(Collection entries)
-=-=-=-=-

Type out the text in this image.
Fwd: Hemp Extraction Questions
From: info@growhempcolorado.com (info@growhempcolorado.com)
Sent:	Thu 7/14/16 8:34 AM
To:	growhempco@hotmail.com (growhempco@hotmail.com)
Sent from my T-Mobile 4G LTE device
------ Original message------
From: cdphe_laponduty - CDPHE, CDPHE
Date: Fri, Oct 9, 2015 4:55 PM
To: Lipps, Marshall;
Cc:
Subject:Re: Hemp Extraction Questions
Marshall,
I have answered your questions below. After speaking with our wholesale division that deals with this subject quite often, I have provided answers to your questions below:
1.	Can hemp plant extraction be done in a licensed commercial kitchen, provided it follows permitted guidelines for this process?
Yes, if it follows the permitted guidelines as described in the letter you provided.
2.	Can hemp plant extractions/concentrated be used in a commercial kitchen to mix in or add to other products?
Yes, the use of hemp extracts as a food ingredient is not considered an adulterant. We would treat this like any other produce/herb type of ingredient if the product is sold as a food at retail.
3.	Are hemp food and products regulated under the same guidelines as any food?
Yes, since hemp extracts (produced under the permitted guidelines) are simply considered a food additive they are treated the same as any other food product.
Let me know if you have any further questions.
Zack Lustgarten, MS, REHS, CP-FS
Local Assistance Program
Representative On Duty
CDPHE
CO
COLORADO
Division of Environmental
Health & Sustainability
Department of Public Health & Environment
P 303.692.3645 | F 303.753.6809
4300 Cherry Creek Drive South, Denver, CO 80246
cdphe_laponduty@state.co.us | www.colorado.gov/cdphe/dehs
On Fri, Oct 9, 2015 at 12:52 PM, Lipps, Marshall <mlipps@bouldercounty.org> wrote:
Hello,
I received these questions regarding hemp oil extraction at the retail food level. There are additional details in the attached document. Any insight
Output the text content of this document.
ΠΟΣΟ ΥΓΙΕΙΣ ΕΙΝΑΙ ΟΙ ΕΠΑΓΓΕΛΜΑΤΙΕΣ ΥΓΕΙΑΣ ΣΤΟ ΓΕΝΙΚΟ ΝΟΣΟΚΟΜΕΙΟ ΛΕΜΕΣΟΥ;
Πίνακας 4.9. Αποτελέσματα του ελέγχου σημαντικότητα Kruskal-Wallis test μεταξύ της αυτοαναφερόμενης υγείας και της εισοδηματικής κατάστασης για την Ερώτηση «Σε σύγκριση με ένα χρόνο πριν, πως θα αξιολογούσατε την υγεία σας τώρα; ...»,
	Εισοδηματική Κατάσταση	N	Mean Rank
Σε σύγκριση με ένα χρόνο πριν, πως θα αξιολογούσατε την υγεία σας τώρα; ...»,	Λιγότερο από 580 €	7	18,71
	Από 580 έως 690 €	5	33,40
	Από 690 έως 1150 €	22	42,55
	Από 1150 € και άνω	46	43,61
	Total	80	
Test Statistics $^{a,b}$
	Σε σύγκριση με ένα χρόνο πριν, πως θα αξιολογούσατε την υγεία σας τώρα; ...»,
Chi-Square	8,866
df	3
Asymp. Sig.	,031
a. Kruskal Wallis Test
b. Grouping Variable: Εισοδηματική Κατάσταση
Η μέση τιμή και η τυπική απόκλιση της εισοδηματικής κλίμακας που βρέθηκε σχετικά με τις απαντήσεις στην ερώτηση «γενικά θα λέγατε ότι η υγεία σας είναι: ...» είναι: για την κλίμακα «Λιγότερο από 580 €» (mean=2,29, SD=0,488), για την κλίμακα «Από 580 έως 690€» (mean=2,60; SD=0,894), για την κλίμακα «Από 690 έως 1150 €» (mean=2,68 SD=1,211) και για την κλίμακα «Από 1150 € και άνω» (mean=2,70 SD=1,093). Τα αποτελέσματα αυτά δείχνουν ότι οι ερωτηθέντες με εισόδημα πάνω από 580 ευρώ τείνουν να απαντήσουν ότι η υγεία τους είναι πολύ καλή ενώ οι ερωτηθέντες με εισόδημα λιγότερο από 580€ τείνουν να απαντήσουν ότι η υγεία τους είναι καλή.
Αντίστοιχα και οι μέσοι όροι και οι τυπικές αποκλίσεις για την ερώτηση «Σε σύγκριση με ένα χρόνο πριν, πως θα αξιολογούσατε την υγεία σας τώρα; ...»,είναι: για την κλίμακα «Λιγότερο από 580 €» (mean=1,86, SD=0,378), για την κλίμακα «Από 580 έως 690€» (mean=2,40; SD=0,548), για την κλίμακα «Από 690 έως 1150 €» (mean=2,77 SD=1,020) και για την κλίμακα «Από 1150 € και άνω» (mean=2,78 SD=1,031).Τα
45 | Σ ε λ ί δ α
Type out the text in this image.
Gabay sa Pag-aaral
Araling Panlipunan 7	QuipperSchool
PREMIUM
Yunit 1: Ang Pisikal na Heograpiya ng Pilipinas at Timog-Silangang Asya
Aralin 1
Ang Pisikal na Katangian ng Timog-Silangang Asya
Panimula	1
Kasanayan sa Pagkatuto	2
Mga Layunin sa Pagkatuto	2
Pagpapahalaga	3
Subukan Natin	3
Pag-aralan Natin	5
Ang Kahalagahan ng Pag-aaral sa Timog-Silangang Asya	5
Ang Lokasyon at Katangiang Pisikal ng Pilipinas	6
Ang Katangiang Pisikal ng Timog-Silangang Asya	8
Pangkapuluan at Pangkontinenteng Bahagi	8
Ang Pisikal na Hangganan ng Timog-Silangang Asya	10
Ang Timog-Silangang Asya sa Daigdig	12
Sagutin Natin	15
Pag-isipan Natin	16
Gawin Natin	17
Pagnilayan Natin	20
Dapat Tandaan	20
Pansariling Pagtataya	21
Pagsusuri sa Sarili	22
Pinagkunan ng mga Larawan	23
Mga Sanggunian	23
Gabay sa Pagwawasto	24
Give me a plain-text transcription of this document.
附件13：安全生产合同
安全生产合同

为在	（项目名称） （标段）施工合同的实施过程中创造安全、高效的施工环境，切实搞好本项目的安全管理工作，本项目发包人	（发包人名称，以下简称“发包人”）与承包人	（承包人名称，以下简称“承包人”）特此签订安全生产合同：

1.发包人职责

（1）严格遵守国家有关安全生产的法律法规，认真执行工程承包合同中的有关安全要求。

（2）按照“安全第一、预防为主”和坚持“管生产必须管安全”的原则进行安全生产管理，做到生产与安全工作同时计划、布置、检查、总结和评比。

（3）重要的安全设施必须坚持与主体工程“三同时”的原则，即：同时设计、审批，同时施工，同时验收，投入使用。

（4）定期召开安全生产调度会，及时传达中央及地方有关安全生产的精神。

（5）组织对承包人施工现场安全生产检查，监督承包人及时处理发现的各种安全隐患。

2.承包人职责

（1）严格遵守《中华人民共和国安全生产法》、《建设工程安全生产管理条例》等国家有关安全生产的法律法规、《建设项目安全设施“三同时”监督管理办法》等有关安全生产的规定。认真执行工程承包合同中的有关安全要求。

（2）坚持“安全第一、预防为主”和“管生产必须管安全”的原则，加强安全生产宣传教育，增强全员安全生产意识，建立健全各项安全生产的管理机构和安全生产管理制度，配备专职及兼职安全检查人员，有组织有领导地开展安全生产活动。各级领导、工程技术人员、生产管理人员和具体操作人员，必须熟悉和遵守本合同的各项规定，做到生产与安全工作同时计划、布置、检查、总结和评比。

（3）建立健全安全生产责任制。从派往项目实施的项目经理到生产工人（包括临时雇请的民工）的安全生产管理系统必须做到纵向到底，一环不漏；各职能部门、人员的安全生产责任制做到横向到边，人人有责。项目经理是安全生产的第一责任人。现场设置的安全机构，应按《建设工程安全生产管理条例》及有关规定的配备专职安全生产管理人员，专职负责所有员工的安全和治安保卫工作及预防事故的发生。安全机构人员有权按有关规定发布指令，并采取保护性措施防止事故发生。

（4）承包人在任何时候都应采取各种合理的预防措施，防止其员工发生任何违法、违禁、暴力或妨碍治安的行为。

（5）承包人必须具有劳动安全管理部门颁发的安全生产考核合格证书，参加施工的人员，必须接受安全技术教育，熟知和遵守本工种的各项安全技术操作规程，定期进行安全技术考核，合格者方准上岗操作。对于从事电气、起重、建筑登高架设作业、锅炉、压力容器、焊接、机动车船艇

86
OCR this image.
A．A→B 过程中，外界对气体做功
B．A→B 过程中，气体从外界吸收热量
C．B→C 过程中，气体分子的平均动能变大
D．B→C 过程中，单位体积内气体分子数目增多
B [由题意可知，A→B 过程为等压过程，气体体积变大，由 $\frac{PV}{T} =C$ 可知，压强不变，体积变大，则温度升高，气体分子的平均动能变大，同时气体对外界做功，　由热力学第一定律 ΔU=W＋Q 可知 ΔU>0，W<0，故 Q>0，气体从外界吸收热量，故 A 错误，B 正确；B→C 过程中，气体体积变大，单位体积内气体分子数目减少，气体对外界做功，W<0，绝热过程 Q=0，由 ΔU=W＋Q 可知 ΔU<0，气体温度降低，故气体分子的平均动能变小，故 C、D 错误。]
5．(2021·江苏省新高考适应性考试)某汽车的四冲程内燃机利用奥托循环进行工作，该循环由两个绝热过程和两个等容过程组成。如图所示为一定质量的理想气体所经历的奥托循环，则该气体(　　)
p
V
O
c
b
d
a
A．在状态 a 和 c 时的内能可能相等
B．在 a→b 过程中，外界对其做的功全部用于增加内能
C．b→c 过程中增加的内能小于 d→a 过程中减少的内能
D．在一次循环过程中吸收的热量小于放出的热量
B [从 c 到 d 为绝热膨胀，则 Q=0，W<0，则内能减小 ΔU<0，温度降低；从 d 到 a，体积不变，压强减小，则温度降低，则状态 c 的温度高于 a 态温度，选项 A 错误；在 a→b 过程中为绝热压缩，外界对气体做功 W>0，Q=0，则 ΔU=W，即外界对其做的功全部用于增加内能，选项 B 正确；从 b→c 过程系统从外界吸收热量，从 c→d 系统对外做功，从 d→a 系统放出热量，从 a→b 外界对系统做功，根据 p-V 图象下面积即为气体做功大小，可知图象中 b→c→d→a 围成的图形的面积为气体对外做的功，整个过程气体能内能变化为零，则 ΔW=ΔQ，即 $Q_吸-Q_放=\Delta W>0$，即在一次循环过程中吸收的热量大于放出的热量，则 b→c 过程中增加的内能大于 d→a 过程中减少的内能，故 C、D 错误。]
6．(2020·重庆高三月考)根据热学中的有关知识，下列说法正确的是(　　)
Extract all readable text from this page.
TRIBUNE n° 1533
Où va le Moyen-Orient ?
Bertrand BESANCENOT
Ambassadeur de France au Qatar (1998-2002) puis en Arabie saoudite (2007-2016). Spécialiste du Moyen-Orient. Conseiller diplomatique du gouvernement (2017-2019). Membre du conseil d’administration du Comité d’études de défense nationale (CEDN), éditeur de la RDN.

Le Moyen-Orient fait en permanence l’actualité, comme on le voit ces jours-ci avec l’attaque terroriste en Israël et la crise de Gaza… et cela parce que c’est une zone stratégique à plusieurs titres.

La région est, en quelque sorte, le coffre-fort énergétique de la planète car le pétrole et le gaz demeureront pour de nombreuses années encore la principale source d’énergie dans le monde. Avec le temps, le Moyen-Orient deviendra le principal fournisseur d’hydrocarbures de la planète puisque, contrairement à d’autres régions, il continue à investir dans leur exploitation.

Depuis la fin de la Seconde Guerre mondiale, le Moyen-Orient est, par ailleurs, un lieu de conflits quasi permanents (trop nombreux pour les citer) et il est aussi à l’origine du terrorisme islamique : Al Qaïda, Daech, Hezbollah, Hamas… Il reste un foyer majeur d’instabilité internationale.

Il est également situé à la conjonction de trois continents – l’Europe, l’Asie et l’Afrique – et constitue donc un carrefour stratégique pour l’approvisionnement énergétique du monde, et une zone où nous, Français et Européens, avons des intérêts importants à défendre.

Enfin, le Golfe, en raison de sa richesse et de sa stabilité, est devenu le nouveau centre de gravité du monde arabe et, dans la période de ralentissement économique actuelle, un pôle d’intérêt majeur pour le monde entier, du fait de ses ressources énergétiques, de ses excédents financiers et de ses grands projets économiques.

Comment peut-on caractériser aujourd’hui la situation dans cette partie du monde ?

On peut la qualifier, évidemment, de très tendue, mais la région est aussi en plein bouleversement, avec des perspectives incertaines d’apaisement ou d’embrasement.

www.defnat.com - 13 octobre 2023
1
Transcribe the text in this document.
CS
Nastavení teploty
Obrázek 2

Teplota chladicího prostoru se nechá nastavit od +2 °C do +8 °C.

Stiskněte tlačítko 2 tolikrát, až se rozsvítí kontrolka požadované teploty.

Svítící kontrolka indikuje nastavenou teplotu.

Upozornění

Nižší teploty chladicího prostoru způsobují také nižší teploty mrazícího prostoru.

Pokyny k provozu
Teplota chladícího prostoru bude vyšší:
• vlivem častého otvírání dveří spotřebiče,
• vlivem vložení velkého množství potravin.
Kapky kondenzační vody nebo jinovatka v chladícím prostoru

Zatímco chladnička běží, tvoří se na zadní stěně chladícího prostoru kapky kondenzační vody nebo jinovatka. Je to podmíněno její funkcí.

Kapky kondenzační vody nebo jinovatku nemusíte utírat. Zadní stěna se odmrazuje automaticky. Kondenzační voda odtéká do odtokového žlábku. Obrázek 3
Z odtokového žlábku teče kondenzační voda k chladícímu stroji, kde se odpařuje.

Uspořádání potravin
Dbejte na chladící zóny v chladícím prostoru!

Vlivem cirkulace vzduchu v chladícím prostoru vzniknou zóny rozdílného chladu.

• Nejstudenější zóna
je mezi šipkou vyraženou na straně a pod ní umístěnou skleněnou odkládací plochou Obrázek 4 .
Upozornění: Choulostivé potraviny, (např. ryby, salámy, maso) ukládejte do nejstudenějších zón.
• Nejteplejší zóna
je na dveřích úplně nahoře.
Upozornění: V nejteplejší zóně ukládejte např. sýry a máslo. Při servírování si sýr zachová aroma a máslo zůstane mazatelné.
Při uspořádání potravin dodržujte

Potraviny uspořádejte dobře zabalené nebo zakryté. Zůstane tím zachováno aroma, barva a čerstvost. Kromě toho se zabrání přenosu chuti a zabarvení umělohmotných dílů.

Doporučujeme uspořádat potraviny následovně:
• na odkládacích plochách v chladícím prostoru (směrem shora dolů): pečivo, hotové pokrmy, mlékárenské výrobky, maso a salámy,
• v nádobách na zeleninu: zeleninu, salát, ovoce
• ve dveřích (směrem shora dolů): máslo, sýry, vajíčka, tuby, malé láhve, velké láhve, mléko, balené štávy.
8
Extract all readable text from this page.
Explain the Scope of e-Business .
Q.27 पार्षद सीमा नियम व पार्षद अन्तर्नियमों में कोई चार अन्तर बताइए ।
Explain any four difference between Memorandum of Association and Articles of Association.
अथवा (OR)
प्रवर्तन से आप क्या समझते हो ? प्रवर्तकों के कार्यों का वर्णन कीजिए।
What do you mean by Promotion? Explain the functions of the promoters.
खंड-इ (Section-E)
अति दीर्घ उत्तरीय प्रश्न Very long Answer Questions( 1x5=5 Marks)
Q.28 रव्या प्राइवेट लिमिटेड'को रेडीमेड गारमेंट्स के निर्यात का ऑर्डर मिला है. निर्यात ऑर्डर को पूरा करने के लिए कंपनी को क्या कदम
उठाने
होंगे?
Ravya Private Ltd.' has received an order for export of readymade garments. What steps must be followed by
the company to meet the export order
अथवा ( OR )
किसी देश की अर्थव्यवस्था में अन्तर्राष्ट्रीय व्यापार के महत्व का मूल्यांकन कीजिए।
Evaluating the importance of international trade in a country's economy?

-=-=-=-=-

◆ Given exercise: Look for the word "commercial" in every line of the listing and copy the lines that have it.

◆ Task solution:
1.	Can hemp plant extraction be done in a licensed commercial kitchen, provided it follows permitted guidelines for this process?
2.	Can hemp plant extractions/concentrated be used in a commercial kitchen to mix in or add to other products?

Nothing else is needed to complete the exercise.